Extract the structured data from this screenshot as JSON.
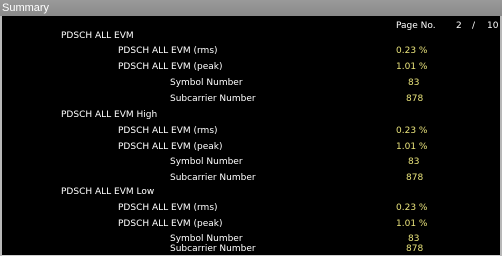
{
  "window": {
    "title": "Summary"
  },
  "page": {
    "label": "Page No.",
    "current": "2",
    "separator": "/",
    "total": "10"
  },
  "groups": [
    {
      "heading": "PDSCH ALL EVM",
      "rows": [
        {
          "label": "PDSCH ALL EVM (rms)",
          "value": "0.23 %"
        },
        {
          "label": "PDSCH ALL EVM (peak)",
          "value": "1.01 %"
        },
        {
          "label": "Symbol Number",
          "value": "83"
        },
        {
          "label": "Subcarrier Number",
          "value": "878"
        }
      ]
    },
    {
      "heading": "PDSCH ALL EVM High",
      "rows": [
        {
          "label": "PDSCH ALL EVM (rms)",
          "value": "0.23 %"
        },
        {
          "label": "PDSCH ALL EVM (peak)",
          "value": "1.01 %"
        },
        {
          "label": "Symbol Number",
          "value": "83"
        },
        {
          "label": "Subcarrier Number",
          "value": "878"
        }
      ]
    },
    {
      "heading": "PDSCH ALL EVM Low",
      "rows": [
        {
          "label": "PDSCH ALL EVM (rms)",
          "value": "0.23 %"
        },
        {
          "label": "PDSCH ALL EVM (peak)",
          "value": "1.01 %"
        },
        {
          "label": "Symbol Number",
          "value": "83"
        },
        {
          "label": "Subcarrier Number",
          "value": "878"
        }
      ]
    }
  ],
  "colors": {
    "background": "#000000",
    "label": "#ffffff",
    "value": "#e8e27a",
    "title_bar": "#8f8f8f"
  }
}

*Written exercise:*
Using the listing, collect all lines in which the string "heading" is found.

*Worked answer:*
      "heading": "PDSCH ALL EVM",
      "heading": "PDSCH ALL EVM High",
      "heading": "PDSCH ALL EVM Low",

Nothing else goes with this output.